* Exercise directions
Extract all lines that hold "JSON" from the records below.

* Material supplied
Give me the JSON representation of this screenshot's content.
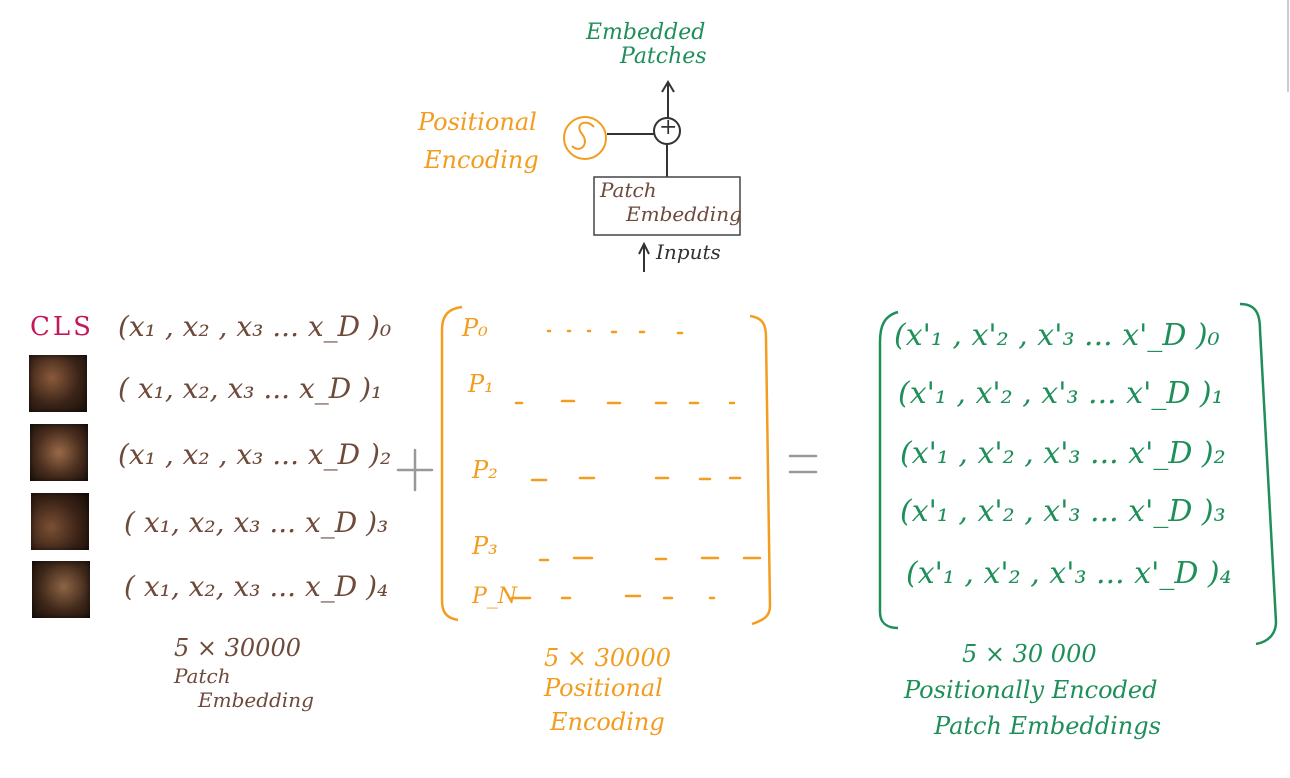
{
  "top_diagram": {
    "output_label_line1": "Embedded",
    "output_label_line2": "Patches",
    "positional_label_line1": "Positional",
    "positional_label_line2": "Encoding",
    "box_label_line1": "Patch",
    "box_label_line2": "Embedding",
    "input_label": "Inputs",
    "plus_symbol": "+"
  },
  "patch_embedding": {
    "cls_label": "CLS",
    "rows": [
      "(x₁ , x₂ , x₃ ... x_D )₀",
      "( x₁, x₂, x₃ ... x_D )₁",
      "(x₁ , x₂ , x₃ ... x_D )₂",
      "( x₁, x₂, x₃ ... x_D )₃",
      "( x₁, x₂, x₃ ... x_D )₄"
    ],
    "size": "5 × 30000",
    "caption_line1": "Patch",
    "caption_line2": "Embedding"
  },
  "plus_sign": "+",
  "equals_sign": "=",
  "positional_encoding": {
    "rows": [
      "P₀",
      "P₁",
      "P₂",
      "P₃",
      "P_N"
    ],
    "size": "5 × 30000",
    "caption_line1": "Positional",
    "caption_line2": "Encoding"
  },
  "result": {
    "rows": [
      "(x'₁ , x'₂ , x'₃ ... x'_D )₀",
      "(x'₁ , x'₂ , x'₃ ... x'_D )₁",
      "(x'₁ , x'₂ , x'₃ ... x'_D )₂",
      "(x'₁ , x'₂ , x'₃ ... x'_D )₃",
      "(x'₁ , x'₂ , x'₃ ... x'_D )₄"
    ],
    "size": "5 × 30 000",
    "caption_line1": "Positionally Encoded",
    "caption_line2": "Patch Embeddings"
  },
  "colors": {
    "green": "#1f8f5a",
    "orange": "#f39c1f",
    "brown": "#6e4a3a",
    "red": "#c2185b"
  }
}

--

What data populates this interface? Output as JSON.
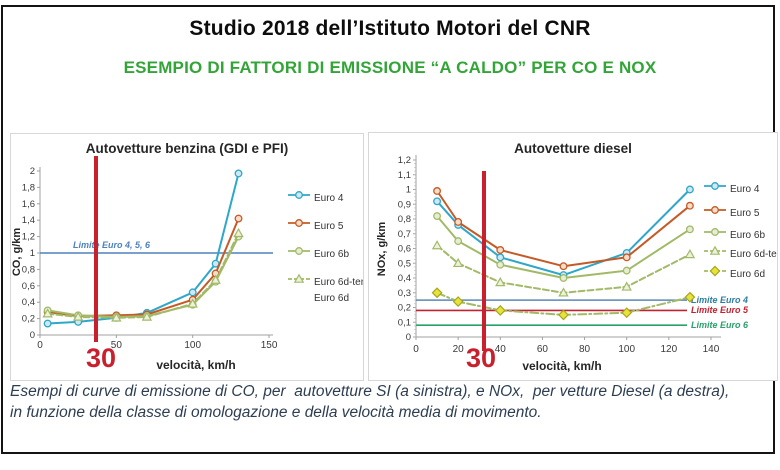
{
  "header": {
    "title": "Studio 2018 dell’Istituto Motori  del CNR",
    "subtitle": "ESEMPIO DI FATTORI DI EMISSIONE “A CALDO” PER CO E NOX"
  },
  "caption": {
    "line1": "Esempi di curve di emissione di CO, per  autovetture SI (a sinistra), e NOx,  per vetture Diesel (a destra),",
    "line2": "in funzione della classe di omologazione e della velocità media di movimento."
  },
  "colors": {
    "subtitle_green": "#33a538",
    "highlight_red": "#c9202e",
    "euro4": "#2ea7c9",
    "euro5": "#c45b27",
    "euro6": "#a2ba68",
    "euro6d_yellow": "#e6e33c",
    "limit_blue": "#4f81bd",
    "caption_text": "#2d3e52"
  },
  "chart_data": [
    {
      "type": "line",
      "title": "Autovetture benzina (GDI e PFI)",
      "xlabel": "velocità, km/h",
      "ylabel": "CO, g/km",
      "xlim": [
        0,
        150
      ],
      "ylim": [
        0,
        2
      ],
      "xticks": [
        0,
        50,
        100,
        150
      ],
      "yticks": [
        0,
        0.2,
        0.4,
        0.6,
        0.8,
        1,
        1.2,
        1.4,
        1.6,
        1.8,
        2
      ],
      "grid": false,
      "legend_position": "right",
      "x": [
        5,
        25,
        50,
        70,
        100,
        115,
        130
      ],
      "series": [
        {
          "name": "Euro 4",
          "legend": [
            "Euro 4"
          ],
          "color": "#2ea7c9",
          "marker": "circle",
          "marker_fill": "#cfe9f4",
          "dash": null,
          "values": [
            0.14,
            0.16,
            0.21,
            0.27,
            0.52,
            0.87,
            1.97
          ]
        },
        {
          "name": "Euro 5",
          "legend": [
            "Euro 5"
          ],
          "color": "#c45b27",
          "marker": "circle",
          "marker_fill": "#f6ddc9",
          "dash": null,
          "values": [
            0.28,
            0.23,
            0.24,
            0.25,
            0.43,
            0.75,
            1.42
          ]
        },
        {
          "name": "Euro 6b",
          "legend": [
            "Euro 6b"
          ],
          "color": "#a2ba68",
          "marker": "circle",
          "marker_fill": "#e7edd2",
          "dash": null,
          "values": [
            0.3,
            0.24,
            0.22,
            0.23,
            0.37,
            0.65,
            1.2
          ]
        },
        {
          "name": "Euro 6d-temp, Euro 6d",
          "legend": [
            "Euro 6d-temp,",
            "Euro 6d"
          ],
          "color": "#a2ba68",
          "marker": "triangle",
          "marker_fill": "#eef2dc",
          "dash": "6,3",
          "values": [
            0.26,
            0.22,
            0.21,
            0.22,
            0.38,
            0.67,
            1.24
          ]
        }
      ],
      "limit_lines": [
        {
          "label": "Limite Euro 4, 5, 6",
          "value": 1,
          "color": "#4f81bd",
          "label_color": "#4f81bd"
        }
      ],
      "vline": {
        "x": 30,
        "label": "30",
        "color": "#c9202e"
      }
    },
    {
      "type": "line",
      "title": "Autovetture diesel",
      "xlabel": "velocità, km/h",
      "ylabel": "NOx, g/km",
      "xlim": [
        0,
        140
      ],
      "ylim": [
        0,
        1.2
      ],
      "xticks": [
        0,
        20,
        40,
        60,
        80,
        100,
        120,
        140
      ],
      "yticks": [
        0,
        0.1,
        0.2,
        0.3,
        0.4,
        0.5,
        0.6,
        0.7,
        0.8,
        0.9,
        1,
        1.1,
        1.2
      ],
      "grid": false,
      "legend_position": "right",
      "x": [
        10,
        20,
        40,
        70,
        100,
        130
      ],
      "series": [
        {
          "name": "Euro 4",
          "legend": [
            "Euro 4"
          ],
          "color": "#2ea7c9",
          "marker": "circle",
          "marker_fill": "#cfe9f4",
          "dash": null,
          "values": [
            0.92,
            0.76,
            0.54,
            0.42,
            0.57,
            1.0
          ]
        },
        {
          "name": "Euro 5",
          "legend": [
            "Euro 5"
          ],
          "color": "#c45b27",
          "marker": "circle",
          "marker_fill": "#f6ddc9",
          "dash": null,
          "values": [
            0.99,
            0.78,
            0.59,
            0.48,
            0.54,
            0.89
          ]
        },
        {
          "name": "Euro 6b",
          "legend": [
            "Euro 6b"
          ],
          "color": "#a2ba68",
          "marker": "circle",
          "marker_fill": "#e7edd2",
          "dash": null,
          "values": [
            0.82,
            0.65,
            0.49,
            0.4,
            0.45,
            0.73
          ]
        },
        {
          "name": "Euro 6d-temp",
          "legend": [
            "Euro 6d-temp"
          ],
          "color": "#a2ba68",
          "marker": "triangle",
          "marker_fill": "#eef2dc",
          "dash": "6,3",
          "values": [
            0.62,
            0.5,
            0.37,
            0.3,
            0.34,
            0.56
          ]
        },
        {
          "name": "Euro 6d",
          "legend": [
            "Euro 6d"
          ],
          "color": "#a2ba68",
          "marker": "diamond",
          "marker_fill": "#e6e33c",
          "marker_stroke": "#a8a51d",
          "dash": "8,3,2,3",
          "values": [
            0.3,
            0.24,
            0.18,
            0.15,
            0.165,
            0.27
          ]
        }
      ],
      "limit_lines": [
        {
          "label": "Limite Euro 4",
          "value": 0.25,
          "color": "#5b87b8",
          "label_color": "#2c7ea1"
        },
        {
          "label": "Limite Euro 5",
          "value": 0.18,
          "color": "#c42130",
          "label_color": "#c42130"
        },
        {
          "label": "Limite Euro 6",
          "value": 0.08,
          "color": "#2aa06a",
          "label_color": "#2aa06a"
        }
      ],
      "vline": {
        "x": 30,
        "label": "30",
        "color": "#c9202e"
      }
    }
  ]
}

* * *

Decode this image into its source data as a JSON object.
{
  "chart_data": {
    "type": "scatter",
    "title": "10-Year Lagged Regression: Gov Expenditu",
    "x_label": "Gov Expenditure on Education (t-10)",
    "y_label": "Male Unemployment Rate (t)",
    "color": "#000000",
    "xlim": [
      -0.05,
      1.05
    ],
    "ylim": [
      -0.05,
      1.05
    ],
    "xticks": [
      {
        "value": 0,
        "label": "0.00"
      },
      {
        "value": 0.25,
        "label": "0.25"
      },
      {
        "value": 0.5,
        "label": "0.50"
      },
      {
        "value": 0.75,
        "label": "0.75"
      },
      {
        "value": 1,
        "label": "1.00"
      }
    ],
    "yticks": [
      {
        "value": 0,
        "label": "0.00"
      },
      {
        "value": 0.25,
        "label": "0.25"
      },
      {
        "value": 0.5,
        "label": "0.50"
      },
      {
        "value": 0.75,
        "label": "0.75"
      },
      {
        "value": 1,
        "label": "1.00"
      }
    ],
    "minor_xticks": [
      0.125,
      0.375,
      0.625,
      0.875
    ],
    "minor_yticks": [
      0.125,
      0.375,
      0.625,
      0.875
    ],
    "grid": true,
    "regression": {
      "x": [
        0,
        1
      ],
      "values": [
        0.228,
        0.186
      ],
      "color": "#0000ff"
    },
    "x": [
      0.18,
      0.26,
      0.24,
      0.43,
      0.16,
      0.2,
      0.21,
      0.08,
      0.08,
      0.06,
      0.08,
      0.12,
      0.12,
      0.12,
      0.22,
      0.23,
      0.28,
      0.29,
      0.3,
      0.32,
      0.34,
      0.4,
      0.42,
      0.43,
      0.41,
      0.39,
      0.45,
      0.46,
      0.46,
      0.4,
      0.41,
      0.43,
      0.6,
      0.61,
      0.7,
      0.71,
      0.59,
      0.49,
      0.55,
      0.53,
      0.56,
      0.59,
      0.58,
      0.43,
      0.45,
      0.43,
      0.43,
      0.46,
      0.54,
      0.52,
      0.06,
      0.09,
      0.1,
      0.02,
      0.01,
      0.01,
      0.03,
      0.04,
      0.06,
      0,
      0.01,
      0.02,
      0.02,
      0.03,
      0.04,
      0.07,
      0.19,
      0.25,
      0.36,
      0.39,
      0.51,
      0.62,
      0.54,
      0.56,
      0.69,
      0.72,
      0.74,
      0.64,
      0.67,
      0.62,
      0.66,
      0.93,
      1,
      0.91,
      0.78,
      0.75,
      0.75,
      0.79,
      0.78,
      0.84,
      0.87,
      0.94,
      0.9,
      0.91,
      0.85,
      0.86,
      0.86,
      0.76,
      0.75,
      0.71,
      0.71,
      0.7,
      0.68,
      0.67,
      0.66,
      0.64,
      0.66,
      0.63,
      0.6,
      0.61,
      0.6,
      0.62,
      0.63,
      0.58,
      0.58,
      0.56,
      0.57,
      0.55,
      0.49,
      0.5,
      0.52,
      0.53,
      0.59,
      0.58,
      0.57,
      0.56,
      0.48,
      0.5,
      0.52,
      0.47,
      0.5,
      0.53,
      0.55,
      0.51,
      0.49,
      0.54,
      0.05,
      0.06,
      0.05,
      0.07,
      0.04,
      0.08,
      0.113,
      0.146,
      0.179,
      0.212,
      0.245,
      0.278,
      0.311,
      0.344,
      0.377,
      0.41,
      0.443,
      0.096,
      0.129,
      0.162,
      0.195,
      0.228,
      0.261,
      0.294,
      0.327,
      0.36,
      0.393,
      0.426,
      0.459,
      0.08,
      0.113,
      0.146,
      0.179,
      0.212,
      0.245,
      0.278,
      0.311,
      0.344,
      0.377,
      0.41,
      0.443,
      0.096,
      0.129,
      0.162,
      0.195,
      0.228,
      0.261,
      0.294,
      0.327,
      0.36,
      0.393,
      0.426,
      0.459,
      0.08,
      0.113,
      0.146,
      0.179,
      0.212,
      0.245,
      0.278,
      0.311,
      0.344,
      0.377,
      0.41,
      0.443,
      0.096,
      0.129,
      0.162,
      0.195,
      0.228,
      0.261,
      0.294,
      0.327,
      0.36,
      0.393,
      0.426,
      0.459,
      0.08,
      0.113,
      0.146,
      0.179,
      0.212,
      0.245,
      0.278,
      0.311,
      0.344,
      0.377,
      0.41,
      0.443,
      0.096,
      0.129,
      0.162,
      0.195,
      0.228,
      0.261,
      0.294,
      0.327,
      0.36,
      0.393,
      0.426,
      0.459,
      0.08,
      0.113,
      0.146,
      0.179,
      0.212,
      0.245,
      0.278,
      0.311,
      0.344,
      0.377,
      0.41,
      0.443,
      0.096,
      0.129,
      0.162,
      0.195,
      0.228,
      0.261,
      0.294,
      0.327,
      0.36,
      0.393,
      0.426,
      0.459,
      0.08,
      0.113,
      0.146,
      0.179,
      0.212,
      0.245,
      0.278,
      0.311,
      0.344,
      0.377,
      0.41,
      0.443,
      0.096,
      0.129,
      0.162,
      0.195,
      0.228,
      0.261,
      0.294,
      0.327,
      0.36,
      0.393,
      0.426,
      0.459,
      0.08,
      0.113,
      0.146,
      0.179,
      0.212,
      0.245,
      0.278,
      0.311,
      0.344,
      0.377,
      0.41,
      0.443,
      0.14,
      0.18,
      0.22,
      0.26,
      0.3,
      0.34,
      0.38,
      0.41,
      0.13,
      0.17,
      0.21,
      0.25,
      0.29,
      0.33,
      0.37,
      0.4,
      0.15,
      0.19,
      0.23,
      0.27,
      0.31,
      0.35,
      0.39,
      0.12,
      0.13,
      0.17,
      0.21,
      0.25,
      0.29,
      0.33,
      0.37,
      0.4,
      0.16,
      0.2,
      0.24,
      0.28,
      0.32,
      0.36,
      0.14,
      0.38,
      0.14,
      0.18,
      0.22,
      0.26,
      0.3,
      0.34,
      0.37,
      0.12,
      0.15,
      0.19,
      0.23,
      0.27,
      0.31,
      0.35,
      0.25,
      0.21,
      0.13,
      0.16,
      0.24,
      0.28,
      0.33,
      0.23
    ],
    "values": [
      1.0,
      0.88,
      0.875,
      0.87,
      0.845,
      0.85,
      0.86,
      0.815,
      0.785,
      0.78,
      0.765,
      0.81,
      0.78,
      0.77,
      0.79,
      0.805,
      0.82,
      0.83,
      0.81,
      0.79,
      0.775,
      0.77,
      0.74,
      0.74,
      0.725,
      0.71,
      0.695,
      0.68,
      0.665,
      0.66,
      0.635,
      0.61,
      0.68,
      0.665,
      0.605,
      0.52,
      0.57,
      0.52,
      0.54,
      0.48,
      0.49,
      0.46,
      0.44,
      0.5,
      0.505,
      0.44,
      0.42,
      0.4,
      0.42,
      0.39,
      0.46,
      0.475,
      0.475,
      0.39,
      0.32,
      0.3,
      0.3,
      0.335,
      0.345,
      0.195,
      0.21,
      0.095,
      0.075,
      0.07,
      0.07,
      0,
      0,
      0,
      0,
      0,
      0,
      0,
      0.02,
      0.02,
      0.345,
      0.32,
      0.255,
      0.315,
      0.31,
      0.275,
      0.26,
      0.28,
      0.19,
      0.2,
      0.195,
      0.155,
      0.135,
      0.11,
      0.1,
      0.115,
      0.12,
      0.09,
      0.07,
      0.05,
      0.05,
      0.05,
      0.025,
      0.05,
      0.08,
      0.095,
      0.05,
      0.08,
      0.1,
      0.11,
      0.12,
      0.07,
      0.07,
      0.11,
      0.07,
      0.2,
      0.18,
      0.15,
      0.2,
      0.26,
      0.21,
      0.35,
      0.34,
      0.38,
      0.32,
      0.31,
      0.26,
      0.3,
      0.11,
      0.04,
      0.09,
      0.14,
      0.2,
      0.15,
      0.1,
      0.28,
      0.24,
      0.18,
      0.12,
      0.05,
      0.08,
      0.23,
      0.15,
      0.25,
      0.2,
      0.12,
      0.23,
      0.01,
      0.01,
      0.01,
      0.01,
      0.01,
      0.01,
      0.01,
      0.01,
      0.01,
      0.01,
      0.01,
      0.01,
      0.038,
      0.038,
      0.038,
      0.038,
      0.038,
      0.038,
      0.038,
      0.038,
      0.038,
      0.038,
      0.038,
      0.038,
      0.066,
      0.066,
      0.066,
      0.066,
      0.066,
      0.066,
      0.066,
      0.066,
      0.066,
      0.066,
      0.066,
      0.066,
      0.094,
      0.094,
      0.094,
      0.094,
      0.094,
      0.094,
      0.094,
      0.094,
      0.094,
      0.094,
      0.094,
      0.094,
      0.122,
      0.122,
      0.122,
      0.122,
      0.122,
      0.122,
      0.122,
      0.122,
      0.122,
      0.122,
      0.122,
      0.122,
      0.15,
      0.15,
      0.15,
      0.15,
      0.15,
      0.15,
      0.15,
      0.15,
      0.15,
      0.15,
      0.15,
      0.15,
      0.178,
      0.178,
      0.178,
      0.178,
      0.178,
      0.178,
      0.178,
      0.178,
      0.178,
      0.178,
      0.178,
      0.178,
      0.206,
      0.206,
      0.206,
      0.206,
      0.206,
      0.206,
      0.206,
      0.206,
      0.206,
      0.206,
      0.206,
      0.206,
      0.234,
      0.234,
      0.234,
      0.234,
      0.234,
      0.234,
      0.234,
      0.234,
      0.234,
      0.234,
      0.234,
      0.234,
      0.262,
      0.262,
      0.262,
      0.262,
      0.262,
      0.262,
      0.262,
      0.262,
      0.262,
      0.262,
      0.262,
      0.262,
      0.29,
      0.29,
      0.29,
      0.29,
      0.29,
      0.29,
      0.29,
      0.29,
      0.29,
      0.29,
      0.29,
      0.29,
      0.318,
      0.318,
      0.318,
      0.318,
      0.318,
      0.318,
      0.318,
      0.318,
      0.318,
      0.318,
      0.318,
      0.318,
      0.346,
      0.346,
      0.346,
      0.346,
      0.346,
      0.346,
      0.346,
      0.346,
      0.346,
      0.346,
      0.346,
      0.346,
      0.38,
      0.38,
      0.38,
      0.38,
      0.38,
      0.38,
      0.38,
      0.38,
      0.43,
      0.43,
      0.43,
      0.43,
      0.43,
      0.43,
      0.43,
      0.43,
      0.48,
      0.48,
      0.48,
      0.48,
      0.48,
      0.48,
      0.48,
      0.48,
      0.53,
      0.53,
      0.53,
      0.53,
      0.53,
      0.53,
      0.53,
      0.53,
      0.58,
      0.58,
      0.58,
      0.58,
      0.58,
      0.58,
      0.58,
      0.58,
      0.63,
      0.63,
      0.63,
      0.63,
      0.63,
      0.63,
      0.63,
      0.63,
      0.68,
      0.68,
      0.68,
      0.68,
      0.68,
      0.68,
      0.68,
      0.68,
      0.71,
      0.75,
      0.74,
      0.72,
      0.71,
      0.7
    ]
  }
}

* Answer for this exercise
Give me the JSON representation of this screenshot's content.
What data populates this interface? Output as JSON.
Decode this image into its source data as a JSON object.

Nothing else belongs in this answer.